• _SHORT PROBLEM_: Filter the records below down to lines containing "OANDA".
== RECORD LIST ==
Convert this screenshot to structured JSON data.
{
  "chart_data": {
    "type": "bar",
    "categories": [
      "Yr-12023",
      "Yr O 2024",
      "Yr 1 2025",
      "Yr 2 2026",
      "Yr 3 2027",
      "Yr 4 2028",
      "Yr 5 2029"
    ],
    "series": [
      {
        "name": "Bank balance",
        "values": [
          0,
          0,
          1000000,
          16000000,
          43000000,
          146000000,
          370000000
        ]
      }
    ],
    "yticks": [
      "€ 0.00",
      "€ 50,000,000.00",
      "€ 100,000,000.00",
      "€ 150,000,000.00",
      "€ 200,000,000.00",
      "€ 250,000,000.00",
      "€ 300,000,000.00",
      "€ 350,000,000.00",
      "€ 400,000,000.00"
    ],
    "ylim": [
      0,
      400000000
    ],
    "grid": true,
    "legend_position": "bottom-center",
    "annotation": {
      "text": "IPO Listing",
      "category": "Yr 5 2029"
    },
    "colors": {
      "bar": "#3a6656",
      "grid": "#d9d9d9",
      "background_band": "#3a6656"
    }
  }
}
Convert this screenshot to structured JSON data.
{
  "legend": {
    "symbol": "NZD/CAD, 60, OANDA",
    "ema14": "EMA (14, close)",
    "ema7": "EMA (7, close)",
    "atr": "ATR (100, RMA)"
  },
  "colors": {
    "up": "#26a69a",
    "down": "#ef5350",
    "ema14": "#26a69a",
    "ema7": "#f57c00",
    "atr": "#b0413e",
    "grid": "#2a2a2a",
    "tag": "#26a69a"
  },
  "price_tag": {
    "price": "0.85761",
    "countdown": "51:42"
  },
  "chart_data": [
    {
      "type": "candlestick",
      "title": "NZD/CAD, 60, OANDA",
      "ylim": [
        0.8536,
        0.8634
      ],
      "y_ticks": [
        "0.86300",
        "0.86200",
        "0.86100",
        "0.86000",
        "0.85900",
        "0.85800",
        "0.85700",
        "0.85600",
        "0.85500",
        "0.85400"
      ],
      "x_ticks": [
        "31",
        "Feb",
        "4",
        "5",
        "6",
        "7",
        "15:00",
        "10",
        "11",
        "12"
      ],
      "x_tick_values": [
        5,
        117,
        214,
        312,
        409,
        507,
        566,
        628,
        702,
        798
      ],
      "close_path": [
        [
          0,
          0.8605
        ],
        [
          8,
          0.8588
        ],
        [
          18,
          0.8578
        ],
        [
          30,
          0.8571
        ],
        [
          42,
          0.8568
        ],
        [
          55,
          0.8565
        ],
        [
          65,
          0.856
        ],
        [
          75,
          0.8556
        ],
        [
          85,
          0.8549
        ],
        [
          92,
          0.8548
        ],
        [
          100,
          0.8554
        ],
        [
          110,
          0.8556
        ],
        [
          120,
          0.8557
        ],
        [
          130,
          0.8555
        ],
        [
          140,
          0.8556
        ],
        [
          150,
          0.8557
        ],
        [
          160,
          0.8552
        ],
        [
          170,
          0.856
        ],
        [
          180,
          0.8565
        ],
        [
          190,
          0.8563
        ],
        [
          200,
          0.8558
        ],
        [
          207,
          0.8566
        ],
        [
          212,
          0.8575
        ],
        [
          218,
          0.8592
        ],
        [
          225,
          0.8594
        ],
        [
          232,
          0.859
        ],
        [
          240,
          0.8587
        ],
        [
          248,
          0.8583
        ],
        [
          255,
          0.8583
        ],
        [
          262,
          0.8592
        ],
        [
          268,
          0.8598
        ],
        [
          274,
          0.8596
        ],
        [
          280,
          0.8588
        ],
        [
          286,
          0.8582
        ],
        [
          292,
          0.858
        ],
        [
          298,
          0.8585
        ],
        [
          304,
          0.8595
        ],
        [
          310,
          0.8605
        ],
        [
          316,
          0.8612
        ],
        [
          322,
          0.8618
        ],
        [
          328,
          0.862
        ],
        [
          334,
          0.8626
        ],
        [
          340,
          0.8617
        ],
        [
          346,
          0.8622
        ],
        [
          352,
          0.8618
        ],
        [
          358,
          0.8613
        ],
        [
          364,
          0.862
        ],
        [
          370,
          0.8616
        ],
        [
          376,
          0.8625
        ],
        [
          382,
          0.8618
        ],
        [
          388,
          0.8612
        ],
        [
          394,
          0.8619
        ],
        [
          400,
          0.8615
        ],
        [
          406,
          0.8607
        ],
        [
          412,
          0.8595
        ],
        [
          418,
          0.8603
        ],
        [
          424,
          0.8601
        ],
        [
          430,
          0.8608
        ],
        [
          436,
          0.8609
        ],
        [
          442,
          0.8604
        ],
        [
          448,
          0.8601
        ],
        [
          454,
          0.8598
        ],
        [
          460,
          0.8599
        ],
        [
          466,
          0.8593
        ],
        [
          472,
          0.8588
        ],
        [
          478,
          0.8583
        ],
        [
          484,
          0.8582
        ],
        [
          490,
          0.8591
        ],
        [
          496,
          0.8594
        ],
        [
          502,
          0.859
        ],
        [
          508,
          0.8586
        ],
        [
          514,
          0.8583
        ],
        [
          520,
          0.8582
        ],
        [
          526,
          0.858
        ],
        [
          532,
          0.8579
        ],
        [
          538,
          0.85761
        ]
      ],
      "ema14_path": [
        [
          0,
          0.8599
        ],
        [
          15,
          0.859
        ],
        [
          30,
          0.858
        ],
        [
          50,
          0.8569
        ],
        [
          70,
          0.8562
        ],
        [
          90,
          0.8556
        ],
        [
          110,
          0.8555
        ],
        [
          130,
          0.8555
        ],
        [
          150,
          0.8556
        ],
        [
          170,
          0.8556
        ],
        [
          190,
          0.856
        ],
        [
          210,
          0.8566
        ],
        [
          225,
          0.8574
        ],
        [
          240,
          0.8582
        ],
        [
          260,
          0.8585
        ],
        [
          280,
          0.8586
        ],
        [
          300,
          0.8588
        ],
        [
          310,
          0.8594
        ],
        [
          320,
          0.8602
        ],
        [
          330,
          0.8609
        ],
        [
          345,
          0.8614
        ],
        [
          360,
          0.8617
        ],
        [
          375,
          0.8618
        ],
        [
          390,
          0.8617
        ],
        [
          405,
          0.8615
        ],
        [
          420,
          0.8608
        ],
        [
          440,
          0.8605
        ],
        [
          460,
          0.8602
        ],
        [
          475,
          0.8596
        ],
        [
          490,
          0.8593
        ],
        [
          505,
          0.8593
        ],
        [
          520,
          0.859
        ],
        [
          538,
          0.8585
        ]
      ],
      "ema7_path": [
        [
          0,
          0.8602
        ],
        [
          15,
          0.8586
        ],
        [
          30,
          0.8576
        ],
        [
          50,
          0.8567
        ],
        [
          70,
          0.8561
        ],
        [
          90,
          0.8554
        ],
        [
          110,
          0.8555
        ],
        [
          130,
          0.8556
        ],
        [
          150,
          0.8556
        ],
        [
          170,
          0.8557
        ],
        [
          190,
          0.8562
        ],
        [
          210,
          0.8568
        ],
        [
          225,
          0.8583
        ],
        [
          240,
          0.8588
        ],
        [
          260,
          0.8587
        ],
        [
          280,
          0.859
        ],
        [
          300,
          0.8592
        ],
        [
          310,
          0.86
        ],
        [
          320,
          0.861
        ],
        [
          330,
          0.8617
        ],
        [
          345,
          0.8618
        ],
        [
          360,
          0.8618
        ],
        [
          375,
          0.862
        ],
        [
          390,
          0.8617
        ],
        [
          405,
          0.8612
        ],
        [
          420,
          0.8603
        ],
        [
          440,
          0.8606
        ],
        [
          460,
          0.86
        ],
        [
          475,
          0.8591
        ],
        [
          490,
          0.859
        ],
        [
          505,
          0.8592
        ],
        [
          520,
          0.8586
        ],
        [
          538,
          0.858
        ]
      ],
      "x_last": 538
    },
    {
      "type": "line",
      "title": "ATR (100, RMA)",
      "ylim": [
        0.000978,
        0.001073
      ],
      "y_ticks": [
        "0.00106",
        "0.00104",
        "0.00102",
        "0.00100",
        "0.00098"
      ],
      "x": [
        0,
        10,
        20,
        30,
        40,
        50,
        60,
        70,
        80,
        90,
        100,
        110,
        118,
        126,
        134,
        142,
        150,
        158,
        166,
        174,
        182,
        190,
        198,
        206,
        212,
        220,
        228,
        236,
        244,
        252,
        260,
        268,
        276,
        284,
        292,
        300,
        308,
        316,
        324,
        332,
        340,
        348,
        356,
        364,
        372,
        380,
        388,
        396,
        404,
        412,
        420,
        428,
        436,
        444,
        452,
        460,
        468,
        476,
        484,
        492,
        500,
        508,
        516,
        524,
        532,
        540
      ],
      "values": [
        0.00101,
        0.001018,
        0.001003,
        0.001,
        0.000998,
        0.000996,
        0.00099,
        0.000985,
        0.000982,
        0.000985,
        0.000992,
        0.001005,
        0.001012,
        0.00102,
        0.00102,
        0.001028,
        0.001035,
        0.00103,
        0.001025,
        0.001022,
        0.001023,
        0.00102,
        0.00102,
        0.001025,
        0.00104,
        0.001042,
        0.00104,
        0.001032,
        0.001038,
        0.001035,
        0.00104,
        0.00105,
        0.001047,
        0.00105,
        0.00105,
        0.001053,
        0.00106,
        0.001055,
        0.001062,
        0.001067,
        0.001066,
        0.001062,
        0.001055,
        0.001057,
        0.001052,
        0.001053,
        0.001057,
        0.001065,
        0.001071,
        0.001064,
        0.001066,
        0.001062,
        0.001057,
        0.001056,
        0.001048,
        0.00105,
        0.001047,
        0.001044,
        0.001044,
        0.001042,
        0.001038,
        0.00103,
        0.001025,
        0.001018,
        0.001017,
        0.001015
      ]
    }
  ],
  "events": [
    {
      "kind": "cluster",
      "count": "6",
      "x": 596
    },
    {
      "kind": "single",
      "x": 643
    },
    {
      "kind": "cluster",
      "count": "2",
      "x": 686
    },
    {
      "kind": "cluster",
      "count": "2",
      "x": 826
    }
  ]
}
===
• _SOLUTION TO THIS PROBLEM_:
    "symbol": "NZD/CAD, 60, OANDA",
      "title": "NZD/CAD, 60, OANDA",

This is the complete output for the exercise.